__STATED PROBLEM__:
Write out the complete material exactly as it stands.

__DATA SUPPLIED__:
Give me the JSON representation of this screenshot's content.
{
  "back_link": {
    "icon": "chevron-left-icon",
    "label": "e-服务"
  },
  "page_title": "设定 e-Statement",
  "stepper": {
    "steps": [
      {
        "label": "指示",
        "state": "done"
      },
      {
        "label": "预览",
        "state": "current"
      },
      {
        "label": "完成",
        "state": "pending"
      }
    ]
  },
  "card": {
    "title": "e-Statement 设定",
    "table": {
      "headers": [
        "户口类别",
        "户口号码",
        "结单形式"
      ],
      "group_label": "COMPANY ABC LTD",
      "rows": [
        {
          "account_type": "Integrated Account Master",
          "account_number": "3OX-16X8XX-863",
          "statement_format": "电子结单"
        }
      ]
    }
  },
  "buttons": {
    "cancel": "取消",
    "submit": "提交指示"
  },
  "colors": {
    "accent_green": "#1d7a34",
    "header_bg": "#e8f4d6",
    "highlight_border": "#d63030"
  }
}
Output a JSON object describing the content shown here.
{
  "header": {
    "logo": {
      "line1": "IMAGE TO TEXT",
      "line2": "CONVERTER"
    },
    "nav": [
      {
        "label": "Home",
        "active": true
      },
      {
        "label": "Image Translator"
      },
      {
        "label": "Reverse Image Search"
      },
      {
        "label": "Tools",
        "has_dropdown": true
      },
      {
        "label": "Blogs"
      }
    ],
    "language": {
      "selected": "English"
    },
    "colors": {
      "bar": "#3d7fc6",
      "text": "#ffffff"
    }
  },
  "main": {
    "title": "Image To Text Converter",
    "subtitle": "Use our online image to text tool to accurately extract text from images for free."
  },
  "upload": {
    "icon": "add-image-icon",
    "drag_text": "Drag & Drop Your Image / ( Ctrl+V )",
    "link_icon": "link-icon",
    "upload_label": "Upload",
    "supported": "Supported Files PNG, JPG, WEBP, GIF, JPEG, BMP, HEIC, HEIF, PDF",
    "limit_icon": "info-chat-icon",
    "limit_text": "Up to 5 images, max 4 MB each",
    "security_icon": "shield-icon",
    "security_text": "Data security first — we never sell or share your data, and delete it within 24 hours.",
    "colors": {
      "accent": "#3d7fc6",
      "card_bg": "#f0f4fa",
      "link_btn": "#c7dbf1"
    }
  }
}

__THE RESPONSE__:
Give me the JSON representation of this screenshot's content.
{
  "back_link": {
    "icon": "chevron-left-icon",
    "label": "e-服务"
  },
  "page_title": "设定 e-Statement",
  "stepper": {
    "steps": [
      {
        "label": "指示",
        "state": "done"
      },
      {
        "label": "预览",
        "state": "current"
      },
      {
        "label": "完成",
        "state": "pending"
      }
    ]
  },
  "card": {
    "title": "e-Statement 设定",
    "table": {
      "headers": [
        "户口类别",
        "户口号码",
        "结单形式"
      ],
      "group_label": "COMPANY ABC LTD",
      "rows": [
        {
          "account_type": "Integrated Account Master",
          "account_number": "3OX-16X8XX-863",
          "statement_format": "电子结单"
        }
      ]
    }
  },
  "buttons": {
    "cancel": "取消",
    "submit": "提交指示"
  },
  "colors": {
    "accent_green": "#1d7a34",
    "header_bg": "#e8f4d6",
    "highlight_border": "#d63030"
  }
}
Output a JSON object describing the content shown here.
{
  "header": {
    "logo": {
      "line1": "IMAGE TO TEXT",
      "line2": "CONVERTER"
    },
    "nav": [
      {
        "label": "Home",
        "active": true
      },
      {
        "label": "Image Translator"
      },
      {
        "label": "Reverse Image Search"
      },
      {
        "label": "Tools",
        "has_dropdown": true
      },
      {
        "label": "Blogs"
      }
    ],
    "language": {
      "selected": "English"
    },
    "colors": {
      "bar": "#3d7fc6",
      "text": "#ffffff"
    }
  },
  "main": {
    "title": "Image To Text Converter",
    "subtitle": "Use our online image to text tool to accurately extract text from images for free."
  },
  "upload": {
    "icon": "add-image-icon",
    "drag_text": "Drag & Drop Your Image / ( Ctrl+V )",
    "link_icon": "link-icon",
    "upload_label": "Upload",
    "supported": "Supported Files PNG, JPG, WEBP, GIF, JPEG, BMP, HEIC, HEIF, PDF",
    "limit_icon": "info-chat-icon",
    "limit_text": "Up to 5 images, max 4 MB each",
    "security_icon": "shield-icon",
    "security_text": "Data security first — we never sell or share your data, and delete it within 24 hours.",
    "colors": {
      "accent": "#3d7fc6",
      "card_bg": "#f0f4fa",
      "link_btn": "#c7dbf1"
    }
  }
}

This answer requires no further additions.